開発の発端[9]は、マツダが北米に「プラン・アンド・リサーチ」というスタジオを設け、俣野が実寸大のクレイモデルを作り始めた頃[10]、スタッフ数名が空港に向かう車中で「MGのようなライトウェイトカーがあれば」と話したこととされている。その後、このスタジオはアーヴァインR&Dセンター(のちのMAZDA RESEARCH of AMERICA。以下MRA)として機能することになる。
この意見を元に、当時MRAに在籍していた福田成徳[11]らがデザインコンセプトをまとめた[10]。デザインコンセプトは有志の手によって具体化が進められ、FA4型ファミリアのコンポーネンツを使用し、英・I.A.D社で試作車が製作された。この試作車はプロジェクトV705号というニックネームで呼ばれ、車体色が赤色であったことやフロントボンネットの造形がボリューム感あるものであったため、福田らスタッフからは「りんごちゃん」と呼ばれていた。
この試作車を使用してイギリス、アメリカで実際に走行試験が行われた。この走行試験は本社の一般の人の反応を見てプロジェクトの可否を決定したいという意向によるものであった。走行試験中、偶然それを見かけた市民が試作車を追いかけてきて、「代金はいくらでも払うから譲ってほしい」と言われることも珍しくなく、民家の庭に逃げ込ませてもらうこともしばしばであった。こうした市中の好意的反応によりプロジェクトの続行が決定され、開発コードは「P729」とされた。今でもこの試作車はマツダ社内に保管されており、2009年夏に20周年イベントのプレイベントにて展示公開された。

コレクションの保存項目 |

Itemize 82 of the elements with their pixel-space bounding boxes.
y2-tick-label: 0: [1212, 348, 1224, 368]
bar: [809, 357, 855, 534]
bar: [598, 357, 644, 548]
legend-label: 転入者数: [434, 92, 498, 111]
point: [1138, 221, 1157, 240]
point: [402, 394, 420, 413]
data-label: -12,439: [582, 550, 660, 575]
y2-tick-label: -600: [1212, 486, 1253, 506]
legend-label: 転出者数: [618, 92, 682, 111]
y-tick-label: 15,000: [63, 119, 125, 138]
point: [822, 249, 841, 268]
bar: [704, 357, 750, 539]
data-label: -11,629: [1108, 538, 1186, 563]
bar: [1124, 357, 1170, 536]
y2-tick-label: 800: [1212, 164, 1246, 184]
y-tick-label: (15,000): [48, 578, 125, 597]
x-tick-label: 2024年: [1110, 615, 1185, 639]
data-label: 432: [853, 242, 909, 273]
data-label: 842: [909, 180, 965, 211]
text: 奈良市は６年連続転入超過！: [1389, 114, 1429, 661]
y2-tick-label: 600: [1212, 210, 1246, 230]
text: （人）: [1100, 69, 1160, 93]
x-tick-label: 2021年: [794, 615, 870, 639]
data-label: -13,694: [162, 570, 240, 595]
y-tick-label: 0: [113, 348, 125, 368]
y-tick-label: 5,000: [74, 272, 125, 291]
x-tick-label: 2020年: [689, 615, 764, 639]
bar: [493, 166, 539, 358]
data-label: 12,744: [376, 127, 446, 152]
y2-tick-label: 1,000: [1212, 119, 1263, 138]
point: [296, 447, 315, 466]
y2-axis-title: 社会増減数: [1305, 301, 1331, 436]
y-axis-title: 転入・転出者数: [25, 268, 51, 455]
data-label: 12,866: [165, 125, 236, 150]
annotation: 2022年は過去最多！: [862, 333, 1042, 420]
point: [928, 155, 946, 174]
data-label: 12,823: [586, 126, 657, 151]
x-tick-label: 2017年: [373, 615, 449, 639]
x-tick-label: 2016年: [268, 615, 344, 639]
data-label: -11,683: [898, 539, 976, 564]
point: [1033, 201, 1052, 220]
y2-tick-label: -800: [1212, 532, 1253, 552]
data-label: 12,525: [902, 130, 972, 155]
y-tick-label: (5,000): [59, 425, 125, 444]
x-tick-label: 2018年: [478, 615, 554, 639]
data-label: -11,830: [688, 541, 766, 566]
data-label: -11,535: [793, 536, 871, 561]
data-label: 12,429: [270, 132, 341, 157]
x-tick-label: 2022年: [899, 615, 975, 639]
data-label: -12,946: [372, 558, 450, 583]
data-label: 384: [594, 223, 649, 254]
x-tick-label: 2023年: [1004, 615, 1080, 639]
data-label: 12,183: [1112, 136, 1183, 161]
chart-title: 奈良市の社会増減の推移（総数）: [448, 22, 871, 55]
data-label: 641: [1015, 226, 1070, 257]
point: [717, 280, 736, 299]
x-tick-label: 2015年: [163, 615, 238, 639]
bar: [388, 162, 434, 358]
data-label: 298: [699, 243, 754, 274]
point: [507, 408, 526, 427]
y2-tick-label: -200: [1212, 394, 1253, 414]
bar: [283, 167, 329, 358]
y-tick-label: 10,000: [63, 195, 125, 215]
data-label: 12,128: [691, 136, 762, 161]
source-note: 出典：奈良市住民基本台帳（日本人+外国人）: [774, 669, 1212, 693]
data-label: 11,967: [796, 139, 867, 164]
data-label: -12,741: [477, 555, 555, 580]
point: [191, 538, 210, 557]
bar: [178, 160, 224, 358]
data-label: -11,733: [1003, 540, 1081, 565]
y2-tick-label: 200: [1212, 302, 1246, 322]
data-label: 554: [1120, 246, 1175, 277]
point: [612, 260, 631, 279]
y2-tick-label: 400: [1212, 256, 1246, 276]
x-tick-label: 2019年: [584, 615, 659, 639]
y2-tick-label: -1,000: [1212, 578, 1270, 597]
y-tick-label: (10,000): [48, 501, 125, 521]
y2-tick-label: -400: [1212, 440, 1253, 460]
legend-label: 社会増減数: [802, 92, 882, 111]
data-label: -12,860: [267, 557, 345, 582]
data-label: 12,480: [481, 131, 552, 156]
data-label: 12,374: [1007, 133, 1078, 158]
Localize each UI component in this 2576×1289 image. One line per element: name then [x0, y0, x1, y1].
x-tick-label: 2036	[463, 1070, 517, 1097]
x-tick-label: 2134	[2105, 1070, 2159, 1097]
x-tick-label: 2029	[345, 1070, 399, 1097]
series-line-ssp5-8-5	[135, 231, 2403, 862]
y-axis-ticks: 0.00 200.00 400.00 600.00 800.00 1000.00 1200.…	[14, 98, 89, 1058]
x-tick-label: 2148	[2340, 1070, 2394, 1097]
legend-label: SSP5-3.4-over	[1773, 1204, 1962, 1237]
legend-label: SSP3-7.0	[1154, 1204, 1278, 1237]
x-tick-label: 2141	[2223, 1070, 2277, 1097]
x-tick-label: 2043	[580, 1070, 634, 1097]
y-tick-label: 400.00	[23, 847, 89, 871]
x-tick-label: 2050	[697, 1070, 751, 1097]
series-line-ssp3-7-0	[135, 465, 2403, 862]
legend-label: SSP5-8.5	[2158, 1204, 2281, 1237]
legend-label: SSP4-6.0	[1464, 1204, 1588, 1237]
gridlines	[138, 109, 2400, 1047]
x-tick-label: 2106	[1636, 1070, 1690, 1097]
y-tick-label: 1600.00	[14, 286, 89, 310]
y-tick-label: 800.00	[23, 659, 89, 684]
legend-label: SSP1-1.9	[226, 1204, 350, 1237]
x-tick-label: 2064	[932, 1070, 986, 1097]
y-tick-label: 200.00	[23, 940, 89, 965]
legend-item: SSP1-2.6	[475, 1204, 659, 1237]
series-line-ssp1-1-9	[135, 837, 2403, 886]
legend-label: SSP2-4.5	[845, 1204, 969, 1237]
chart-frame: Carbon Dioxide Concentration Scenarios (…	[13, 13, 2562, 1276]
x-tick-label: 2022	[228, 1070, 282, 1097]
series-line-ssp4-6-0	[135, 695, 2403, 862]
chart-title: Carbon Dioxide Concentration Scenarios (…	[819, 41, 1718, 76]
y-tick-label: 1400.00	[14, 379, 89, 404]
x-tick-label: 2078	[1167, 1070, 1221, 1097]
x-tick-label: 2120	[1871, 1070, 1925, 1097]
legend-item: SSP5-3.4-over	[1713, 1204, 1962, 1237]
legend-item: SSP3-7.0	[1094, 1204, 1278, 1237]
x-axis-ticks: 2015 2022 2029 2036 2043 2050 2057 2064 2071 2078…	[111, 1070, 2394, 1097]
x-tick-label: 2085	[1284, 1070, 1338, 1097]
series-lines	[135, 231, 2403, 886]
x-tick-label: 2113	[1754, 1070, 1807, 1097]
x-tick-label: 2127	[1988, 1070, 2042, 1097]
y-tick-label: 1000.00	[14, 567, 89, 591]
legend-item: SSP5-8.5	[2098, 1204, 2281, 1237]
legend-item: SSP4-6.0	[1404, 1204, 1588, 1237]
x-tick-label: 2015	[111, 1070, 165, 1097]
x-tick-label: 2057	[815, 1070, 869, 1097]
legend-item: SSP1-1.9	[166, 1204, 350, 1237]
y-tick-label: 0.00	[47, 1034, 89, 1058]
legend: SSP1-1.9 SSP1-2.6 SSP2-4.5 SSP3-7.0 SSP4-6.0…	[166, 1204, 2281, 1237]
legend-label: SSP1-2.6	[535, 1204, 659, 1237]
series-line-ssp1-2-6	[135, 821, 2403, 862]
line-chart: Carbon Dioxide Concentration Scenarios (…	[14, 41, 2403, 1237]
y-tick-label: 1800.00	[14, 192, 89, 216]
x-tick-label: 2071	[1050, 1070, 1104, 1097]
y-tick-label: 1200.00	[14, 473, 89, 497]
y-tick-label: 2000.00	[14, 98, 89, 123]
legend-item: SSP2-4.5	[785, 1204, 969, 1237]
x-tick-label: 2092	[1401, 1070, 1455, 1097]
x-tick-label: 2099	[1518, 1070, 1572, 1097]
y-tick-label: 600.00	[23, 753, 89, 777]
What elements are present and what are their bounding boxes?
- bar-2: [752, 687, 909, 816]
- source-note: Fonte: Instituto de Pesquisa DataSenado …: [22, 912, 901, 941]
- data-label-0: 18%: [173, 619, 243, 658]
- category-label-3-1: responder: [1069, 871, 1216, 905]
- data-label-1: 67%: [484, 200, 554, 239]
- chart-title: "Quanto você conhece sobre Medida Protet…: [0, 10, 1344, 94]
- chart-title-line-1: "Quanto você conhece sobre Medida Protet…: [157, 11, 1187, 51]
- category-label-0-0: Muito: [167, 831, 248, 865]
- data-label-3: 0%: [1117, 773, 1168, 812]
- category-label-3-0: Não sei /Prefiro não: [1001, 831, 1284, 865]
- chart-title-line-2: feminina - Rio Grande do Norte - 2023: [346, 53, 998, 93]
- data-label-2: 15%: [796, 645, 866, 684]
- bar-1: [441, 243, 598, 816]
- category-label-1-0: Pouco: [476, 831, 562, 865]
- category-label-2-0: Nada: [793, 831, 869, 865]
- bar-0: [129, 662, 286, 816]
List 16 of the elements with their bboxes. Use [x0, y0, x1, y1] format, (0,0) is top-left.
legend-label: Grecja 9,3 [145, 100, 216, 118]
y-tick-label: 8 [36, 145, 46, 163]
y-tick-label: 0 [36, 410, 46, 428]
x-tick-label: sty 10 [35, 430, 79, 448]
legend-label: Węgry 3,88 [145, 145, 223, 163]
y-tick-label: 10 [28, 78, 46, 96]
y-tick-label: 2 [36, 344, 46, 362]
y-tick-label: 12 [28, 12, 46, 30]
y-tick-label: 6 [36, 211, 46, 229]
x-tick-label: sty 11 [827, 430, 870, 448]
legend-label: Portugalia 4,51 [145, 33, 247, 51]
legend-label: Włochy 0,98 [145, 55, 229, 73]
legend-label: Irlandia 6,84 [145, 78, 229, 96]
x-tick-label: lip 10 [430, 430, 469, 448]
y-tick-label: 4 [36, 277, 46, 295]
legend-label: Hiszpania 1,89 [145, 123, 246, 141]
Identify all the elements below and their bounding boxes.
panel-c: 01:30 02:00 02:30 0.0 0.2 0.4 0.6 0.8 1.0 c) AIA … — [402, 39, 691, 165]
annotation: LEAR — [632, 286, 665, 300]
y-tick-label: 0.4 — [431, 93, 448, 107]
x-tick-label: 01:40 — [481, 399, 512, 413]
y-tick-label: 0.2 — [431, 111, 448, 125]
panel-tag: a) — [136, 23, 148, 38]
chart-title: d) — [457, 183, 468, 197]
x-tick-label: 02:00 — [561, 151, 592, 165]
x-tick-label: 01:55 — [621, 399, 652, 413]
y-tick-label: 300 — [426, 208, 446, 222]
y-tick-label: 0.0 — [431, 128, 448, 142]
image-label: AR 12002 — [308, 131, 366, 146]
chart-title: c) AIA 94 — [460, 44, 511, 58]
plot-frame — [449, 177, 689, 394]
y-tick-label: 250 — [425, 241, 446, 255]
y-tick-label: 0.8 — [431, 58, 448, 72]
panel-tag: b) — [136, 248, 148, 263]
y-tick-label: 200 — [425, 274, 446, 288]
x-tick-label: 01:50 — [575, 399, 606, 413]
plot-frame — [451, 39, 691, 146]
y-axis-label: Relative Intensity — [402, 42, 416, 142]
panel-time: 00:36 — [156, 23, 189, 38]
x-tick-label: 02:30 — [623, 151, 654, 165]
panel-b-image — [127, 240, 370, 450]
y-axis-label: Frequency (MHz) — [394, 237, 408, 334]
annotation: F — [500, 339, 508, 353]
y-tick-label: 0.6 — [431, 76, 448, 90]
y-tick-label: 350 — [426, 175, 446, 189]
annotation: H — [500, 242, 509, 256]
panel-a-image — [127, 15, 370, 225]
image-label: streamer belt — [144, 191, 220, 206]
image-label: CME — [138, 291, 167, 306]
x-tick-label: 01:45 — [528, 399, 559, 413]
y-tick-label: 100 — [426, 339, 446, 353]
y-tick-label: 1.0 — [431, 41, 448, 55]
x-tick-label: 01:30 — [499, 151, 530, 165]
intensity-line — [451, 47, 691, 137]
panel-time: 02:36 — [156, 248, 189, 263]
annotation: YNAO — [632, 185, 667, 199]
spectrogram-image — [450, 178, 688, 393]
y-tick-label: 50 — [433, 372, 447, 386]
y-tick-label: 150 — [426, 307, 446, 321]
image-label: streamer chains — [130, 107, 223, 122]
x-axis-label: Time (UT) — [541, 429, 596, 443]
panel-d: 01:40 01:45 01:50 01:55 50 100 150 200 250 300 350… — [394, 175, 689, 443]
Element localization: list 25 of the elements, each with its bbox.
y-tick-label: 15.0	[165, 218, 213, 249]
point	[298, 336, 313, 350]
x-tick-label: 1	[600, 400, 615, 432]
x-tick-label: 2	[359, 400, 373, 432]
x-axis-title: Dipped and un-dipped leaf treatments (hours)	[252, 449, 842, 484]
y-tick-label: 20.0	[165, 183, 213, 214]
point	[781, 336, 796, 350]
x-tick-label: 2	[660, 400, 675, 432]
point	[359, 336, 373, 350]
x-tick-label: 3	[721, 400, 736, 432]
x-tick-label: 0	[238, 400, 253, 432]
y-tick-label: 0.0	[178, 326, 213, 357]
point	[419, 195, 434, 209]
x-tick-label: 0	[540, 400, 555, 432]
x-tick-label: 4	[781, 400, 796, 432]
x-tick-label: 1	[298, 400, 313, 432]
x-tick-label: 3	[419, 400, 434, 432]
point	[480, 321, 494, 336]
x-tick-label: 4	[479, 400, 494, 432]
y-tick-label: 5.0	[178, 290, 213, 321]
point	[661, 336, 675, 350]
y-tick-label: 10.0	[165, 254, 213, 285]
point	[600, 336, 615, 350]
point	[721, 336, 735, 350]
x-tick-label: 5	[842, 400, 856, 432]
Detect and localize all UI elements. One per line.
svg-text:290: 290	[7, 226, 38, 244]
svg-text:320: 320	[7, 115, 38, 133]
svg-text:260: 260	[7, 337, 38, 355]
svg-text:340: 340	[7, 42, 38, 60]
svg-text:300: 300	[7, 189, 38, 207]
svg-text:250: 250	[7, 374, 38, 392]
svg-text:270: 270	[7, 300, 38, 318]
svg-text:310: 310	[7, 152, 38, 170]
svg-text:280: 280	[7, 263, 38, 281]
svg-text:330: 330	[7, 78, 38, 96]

課題 |
- a) マツダの試作車開発を述べた提示文のうち、「この意見を元に、当時MRAに」を含む語句で始まり「イベントにて展示公開された。」で終わる部分について、「走行試験」を「公道試験」に置き換え、更新した形で書きなさい。
- b) マツダの試作車開発を述べた提示文にある次の一文を英語に訳しなさい。「この試作車を使用してイギリス、アメリカで実際に走行試験が行われた。」
- c) マツダの試作車開発を述べた提示文について、最後の文の後から続きを書き進めなさい。

各課題の解答 |
- a)
この意見を元に、当時MRAに在籍していた福田成徳[11]らがデザインコンセプトをまとめた[10]。デザインコンセプトは有志の手によって具体化が進められ、FA4型ファミリアのコンポーネンツを使用し、英・I.A.D社で試作車が製作された。この試作車はプロジェクトV705号というニックネームで呼ばれ、車体色が赤色であったことやフロントボンネットの造形がボリューム感あるものであったため、福田らスタッフからは「りんごちゃん」と呼ばれていた。
この試作車を使用してイギリス、アメリカで実際に公道試験が行われた。この公道試験は本社の一般の人の反応を見てプロジェクトの可否を決定したいという意向によるものであった。公道試験中、偶然それを見かけた市民が試作車を追いかけてきて、「代金はいくらでも払うから譲ってほしい」と言われることも珍しくなく、民家の庭に逃げ込ませてもらうこともしばしばであった。こうした市中の好意的反応によりプロジェクトの続行が決定され、開発コードは「P729」とされた。今でもこの試作車はマツダ社内に保管されており、2009年夏に20周年イベントのプレイベントにて展示公開された。

- b) Using this prototype, actual driving tests were conducted in Britain and the United States.

- c)
その後も開発は、日本国内の本社工場デザイン棟西側に隣接する車両保管棟、通称「リバーサイドホテル」と称される建物の5階で有志により継続された[注釈 2]。もとは車両保管棟であったため、室内にはガードレールが設置されていたが、開発室とするにあたりそれらを撤去したり、トイレを設置したりと幾分かの改善が施され、設計用ドラフター等が搬入された[13][出典無効]。その後、有志によって「ライトウェイトオープン スポーツ」の存在が社内でプレゼンされ、正式開発の指示の下、正式開発ラインに初めて乗ることになる。当時、マツダのデザイン拠点は広島本社とは別に前述のMRAの他、横浜にあるデザイン本部(MRY)、そしてヨーロッパ(MRE)にも展開されており、これら3拠点で練られたデザインが広島本社に持ち寄られ、最終的なデザインの方向性が決められた。主となるデザインはMRA提案であったが、後の開発過程で贅肉をそぎ落としていくことになる。
開発に当たってのキーワードは「人馬一体[注釈 3]」とされた。「人車一体」は開発にあたって田中がまとめた「J58G コンセプトシナリオ」に記されている。そのシナリオには「デザインフィロソフィ”ときめきの世界の創造”」と「発想の原点”もっと楽しいワクワクドキドキする車を作りたい。そんな車が欲しい”」が融合して生まれたデザインコンセプト『Swinging Time Machine』、造形テーマ『ひびきときらめき』が提唱されている[14][出典無効][15]。なお当時のデザインコンセプトは「ときめき[16]」である[注釈 4]。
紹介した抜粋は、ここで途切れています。